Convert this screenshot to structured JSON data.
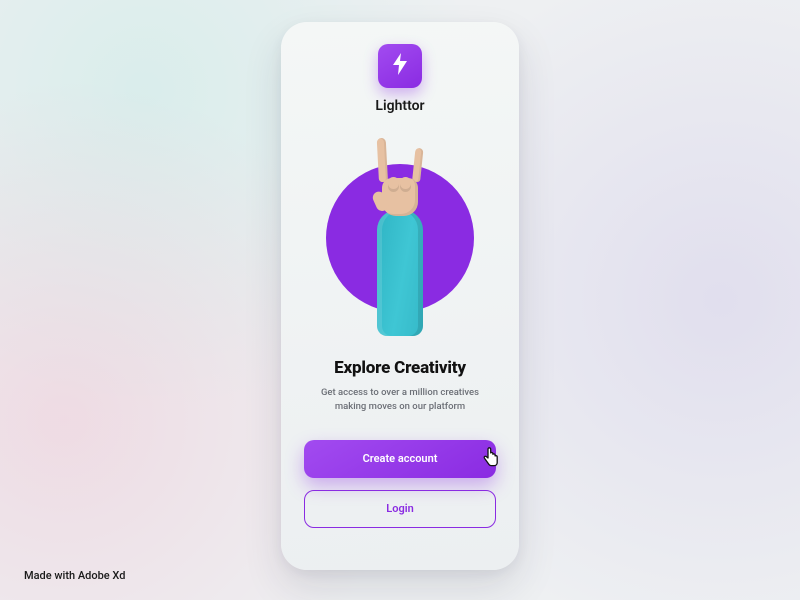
{
  "app": {
    "name": "Lighttor"
  },
  "hero": {
    "headline": "Explore Creativity",
    "subtext": "Get access to over a million creatives making moves on our platform"
  },
  "actions": {
    "primary_label": "Create account",
    "secondary_label": "Login"
  },
  "footer": {
    "attribution": "Made with Adobe Xd"
  },
  "colors": {
    "accent": "#8a2be2",
    "sleeve": "#35b9c8"
  }
}
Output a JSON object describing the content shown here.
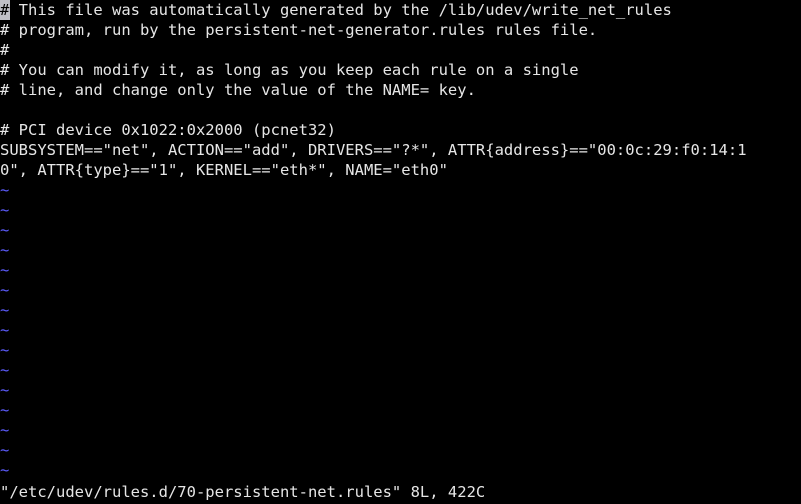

○ ○ ○ ○ ○

* _TASK PROMPT_
Output all of the records exactly as they appear above, but not the pictures.

* _RESPONSE TO THIS EXERCISE_
Convert this screenshot to structured JSON data.
{
  "app": {
    "name": "Lighttor"
  },
  "hero": {
    "headline": "Explore Creativity",
    "subtext": "Get access to over a million creatives making moves on our platform"
  },
  "actions": {
    "primary_label": "Create account",
    "secondary_label": "Login"
  },
  "footer": {
    "attribution": "Made with Adobe Xd"
  },
  "colors": {
    "accent": "#8a2be2",
    "sleeve": "#35b9c8"
  }
}
Output a JSON object describing the content shown here.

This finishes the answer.